TASK INSTRUCTIONS.
Exactly reproduce the lines that follow.

───── GIVEN INFORMATION ─────

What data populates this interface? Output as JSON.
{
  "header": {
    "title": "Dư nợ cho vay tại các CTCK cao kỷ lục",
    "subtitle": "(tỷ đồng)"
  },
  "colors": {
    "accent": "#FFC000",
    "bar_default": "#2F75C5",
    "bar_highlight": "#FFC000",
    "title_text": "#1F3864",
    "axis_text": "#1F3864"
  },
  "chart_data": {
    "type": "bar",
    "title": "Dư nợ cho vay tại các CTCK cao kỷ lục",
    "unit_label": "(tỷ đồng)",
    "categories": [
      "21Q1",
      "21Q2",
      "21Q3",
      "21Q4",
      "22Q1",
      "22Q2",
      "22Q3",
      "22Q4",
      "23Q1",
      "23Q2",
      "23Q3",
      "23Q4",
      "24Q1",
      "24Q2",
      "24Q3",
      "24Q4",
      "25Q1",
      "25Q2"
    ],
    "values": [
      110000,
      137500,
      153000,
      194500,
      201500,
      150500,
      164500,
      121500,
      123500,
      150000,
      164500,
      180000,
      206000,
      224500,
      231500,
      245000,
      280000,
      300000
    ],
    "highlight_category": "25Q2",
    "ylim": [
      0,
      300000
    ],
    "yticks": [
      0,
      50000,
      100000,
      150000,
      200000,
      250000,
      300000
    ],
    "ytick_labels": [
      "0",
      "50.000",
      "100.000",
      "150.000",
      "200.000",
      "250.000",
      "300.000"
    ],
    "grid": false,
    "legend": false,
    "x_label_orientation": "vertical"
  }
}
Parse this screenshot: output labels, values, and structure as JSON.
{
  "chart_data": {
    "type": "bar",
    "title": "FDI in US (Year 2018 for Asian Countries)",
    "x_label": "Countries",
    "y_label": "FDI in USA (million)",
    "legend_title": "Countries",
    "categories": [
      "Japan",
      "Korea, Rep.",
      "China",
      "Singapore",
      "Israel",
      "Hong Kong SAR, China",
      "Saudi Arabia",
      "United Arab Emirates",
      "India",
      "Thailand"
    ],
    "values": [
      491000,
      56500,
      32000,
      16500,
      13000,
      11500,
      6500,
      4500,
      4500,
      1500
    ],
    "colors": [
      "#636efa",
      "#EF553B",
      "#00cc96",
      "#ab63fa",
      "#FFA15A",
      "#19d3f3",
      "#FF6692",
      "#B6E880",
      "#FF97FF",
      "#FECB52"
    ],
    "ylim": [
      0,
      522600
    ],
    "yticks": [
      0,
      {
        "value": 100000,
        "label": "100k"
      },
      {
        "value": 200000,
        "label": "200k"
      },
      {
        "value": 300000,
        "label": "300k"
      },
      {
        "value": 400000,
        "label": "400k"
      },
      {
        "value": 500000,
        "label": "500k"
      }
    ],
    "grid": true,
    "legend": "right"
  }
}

─────

RESPONSE.
What data populates this interface? Output as JSON.
{
  "header": {
    "title": "Dư nợ cho vay tại các CTCK cao kỷ lục",
    "subtitle": "(tỷ đồng)"
  },
  "colors": {
    "accent": "#FFC000",
    "bar_default": "#2F75C5",
    "bar_highlight": "#FFC000",
    "title_text": "#1F3864",
    "axis_text": "#1F3864"
  },
  "chart_data": {
    "type": "bar",
    "title": "Dư nợ cho vay tại các CTCK cao kỷ lục",
    "unit_label": "(tỷ đồng)",
    "categories": [
      "21Q1",
      "21Q2",
      "21Q3",
      "21Q4",
      "22Q1",
      "22Q2",
      "22Q3",
      "22Q4",
      "23Q1",
      "23Q2",
      "23Q3",
      "23Q4",
      "24Q1",
      "24Q2",
      "24Q3",
      "24Q4",
      "25Q1",
      "25Q2"
    ],
    "values": [
      110000,
      137500,
      153000,
      194500,
      201500,
      150500,
      164500,
      121500,
      123500,
      150000,
      164500,
      180000,
      206000,
      224500,
      231500,
      245000,
      280000,
      300000
    ],
    "highlight_category": "25Q2",
    "ylim": [
      0,
      300000
    ],
    "yticks": [
      0,
      50000,
      100000,
      150000,
      200000,
      250000,
      300000
    ],
    "ytick_labels": [
      "0",
      "50.000",
      "100.000",
      "150.000",
      "200.000",
      "250.000",
      "300.000"
    ],
    "grid": false,
    "legend": false,
    "x_label_orientation": "vertical"
  }
}
Parse this screenshot: output labels, values, and structure as JSON.
{
  "chart_data": {
    "type": "bar",
    "title": "FDI in US (Year 2018 for Asian Countries)",
    "x_label": "Countries",
    "y_label": "FDI in USA (million)",
    "legend_title": "Countries",
    "categories": [
      "Japan",
      "Korea, Rep.",
      "China",
      "Singapore",
      "Israel",
      "Hong Kong SAR, China",
      "Saudi Arabia",
      "United Arab Emirates",
      "India",
      "Thailand"
    ],
    "values": [
      491000,
      56500,
      32000,
      16500,
      13000,
      11500,
      6500,
      4500,
      4500,
      1500
    ],
    "colors": [
      "#636efa",
      "#EF553B",
      "#00cc96",
      "#ab63fa",
      "#FFA15A",
      "#19d3f3",
      "#FF6692",
      "#B6E880",
      "#FF97FF",
      "#FECB52"
    ],
    "ylim": [
      0,
      522600
    ],
    "yticks": [
      0,
      {
        "value": 100000,
        "label": "100k"
      },
      {
        "value": 200000,
        "label": "200k"
      },
      {
        "value": 300000,
        "label": "300k"
      },
      {
        "value": 400000,
        "label": "400k"
      },
      {
        "value": 500000,
        "label": "500k"
      }
    ],
    "grid": true,
    "legend": "right"
  }
}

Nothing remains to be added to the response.